Extract each line holding the word "marker" from the entries.

Figure record extracts:

Start

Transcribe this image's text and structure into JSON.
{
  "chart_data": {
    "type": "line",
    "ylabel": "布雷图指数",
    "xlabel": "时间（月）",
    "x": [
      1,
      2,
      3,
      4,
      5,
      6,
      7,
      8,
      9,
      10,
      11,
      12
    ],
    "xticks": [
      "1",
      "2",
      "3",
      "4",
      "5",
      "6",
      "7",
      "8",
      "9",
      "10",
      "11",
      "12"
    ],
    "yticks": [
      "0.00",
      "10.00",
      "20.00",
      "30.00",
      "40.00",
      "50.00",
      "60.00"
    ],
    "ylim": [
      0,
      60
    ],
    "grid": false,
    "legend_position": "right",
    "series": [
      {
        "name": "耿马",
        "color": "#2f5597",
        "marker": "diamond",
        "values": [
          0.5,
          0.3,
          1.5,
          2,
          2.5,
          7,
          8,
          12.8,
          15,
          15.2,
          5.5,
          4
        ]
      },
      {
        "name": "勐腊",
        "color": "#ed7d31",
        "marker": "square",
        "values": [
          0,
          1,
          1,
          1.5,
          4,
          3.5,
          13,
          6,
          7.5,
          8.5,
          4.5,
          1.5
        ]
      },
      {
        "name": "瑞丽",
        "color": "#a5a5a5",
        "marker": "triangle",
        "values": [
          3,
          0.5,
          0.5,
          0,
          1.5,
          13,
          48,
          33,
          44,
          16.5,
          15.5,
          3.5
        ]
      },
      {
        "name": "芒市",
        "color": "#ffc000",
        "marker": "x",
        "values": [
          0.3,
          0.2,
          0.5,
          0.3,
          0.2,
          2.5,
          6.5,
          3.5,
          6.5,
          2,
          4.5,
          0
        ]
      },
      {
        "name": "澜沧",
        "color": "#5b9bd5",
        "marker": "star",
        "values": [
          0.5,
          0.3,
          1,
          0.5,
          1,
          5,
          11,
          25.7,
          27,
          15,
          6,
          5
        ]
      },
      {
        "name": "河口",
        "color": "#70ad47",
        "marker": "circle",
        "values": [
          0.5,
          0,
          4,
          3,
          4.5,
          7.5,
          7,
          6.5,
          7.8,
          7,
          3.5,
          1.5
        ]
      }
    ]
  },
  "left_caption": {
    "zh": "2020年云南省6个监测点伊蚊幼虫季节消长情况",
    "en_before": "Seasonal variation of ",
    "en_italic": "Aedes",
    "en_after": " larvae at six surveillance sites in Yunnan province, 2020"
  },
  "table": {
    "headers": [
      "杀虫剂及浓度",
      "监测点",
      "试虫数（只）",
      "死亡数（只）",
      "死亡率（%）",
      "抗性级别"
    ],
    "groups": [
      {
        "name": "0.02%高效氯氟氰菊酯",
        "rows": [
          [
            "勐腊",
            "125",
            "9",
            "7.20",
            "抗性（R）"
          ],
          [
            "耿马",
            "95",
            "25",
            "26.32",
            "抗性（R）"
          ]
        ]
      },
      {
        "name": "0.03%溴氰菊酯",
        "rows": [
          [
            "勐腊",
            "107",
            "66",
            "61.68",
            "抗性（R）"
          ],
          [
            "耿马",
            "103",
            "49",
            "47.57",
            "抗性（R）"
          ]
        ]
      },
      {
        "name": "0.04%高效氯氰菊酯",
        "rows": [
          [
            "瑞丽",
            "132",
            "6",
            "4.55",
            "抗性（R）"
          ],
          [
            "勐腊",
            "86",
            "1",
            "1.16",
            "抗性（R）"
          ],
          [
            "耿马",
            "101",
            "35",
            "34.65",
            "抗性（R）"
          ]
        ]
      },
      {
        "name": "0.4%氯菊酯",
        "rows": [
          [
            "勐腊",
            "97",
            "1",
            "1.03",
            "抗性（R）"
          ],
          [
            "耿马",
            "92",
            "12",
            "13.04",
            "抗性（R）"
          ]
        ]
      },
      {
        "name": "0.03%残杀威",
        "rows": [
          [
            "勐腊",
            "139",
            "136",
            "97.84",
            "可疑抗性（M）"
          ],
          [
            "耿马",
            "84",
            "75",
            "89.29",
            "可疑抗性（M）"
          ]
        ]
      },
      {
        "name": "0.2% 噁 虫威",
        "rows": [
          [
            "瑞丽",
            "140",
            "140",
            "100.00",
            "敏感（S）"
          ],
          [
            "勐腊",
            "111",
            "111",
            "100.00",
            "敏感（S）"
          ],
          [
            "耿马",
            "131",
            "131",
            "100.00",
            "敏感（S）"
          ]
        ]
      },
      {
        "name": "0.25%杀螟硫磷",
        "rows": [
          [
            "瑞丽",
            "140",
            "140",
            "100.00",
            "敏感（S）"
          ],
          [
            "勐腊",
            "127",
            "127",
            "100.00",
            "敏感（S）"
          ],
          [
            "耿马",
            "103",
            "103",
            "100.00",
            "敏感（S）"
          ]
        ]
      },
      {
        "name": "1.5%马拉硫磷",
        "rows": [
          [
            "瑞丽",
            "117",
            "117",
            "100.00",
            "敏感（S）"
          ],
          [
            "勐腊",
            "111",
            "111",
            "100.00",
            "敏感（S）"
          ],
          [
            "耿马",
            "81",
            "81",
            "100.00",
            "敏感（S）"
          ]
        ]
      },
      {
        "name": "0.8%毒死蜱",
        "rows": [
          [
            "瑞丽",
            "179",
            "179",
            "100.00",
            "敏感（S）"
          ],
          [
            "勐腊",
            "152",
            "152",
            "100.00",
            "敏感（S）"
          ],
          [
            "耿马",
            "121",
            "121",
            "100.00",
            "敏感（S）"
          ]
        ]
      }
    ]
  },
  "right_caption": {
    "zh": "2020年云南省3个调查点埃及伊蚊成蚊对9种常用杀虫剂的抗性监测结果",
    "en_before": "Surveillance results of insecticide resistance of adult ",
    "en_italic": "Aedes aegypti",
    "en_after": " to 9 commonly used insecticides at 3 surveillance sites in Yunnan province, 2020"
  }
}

End

Solution:
        "marker": "diamond",
        "marker": "square",
        "marker": "triangle",
        "marker": "x",
        "marker": "star",
        "marker": "circle",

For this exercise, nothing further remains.